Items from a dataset
>> BEGIN
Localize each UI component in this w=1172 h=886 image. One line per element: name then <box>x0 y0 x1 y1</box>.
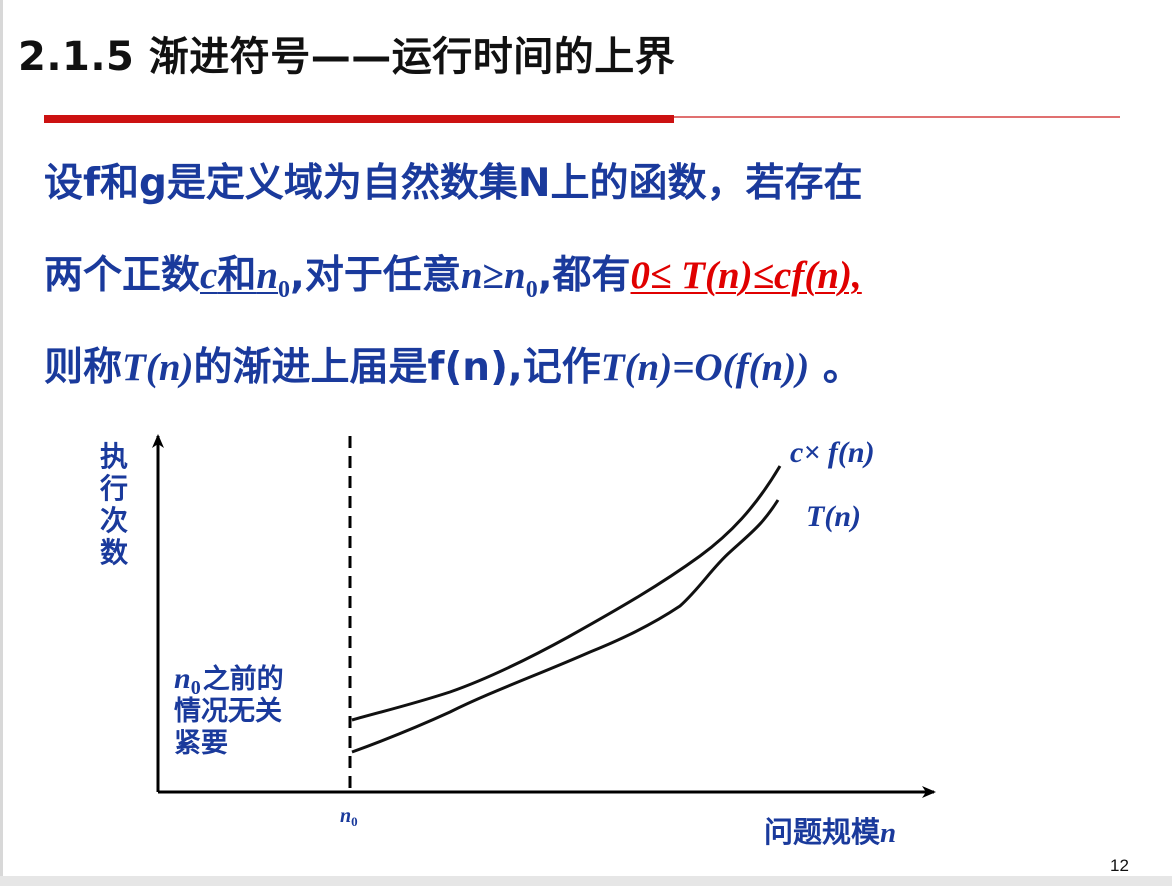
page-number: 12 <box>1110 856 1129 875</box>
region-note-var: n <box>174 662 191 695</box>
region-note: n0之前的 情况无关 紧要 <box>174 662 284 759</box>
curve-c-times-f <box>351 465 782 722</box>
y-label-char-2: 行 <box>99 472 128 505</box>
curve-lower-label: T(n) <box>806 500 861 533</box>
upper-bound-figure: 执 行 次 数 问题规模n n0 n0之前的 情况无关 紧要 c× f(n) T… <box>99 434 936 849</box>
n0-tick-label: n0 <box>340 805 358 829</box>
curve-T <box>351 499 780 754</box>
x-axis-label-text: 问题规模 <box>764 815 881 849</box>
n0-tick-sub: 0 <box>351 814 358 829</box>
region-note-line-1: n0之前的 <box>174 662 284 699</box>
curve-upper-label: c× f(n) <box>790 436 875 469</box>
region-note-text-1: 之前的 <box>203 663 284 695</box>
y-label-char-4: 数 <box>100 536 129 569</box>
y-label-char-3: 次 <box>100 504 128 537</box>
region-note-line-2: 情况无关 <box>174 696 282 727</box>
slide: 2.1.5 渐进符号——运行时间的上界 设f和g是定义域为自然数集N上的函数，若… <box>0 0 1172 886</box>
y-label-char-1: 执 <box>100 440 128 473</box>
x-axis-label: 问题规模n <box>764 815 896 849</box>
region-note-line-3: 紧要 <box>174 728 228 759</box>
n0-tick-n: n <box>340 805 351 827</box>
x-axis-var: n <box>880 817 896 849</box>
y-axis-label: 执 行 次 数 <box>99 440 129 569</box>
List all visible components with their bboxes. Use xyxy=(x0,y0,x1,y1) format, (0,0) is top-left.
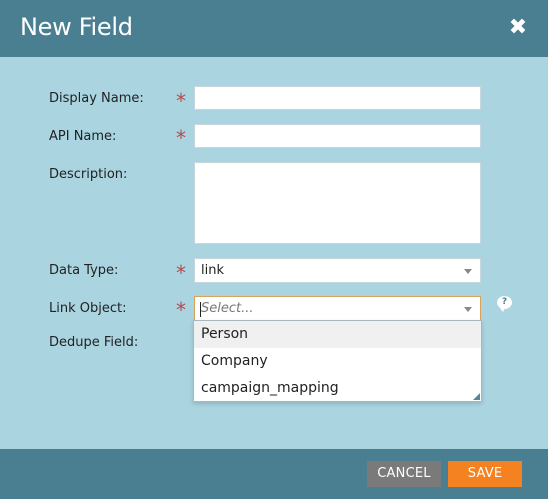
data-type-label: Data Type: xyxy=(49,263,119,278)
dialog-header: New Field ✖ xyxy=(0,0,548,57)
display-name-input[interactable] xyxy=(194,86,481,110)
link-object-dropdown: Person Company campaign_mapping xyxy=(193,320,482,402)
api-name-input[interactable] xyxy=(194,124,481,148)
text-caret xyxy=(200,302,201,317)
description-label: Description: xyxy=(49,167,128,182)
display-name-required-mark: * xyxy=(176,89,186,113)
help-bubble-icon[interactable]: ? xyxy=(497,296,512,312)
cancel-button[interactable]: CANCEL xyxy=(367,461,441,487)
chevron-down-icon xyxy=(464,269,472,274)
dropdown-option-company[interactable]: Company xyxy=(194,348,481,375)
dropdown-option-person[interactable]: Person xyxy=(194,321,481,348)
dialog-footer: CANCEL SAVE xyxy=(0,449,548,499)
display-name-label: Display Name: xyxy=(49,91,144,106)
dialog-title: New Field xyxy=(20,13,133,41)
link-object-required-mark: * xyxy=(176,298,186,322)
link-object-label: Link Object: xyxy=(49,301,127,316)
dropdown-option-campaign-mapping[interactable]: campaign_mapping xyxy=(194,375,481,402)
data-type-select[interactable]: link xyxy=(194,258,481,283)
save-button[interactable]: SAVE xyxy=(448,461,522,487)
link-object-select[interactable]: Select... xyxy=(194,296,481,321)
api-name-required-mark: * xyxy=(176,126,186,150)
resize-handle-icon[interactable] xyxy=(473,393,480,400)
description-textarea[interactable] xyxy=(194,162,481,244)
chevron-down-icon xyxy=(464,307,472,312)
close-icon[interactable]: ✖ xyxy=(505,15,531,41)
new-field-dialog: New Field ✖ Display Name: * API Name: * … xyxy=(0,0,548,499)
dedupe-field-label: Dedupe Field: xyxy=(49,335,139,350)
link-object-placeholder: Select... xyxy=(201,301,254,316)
>> END
Reproduce every line of the rows above verbatim, leaving out the pictures.

→ **Solution below**
Localize each UI component in this w=1172 h=886 image. One line per element: name then <box>x0 y0 x1 y1</box>.
page-number: 12 <box>1110 856 1129 875</box>
region-note-var: n <box>174 662 191 695</box>
region-note: n0之前的 情况无关 紧要 <box>174 662 284 759</box>
curve-c-times-f <box>351 465 782 722</box>
y-label-char-2: 行 <box>99 472 128 505</box>
curve-lower-label: T(n) <box>806 500 861 533</box>
upper-bound-figure: 执 行 次 数 问题规模n n0 n0之前的 情况无关 紧要 c× f(n) T… <box>99 434 936 849</box>
n0-tick-label: n0 <box>340 805 358 829</box>
curve-T <box>351 499 780 754</box>
x-axis-label-text: 问题规模 <box>764 815 881 849</box>
n0-tick-sub: 0 <box>351 814 358 829</box>
region-note-line-1: n0之前的 <box>174 662 284 699</box>
curve-upper-label: c× f(n) <box>790 436 875 469</box>
region-note-text-1: 之前的 <box>203 663 284 695</box>
y-label-char-4: 数 <box>100 536 129 569</box>
y-label-char-3: 次 <box>100 504 128 537</box>
region-note-line-2: 情况无关 <box>174 696 282 727</box>
slide: 2.1.5 渐进符号——运行时间的上界 设f和g是定义域为自然数集N上的函数，若… <box>0 0 1172 886</box>
y-label-char-1: 执 <box>100 440 128 473</box>
x-axis-label: 问题规模n <box>764 815 896 849</box>
region-note-line-3: 紧要 <box>174 728 228 759</box>
n0-tick-n: n <box>340 805 351 827</box>
x-axis-var: n <box>880 817 896 849</box>
y-axis-label: 执 行 次 数 <box>99 440 129 569</box>
List all visible components with their bboxes. Use xyxy=(x0,y0,x1,y1) format, (0,0) is top-left.
data-type-label: Data Type: xyxy=(49,263,119,278)
dialog-header: New Field ✖ xyxy=(0,0,548,57)
display-name-input[interactable] xyxy=(194,86,481,110)
link-object-dropdown: Person Company campaign_mapping xyxy=(193,320,482,402)
api-name-input[interactable] xyxy=(194,124,481,148)
text-caret xyxy=(200,302,201,317)
description-label: Description: xyxy=(49,167,128,182)
display-name-required-mark: * xyxy=(176,89,186,113)
help-bubble-icon[interactable]: ? xyxy=(497,296,512,312)
cancel-button[interactable]: CANCEL xyxy=(367,461,441,487)
chevron-down-icon xyxy=(464,269,472,274)
dropdown-option-company[interactable]: Company xyxy=(194,348,481,375)
dropdown-option-person[interactable]: Person xyxy=(194,321,481,348)
dialog-footer: CANCEL SAVE xyxy=(0,449,548,499)
display-name-label: Display Name: xyxy=(49,91,144,106)
dialog-title: New Field xyxy=(20,13,133,41)
link-object-required-mark: * xyxy=(176,298,186,322)
link-object-label: Link Object: xyxy=(49,301,127,316)
dropdown-option-campaign-mapping[interactable]: campaign_mapping xyxy=(194,375,481,402)
data-type-select[interactable]: link xyxy=(194,258,481,283)
save-button[interactable]: SAVE xyxy=(448,461,522,487)
link-object-select[interactable]: Select... xyxy=(194,296,481,321)
api-name-required-mark: * xyxy=(176,126,186,150)
resize-handle-icon[interactable] xyxy=(473,393,480,400)
description-textarea[interactable] xyxy=(194,162,481,244)
chevron-down-icon xyxy=(464,307,472,312)
close-icon[interactable]: ✖ xyxy=(505,15,531,41)
new-field-dialog: New Field ✖ Display Name: * API Name: * … xyxy=(0,0,548,499)
dedupe-field-label: Dedupe Field: xyxy=(49,335,139,350)
link-object-placeholder: Select... xyxy=(201,301,254,316)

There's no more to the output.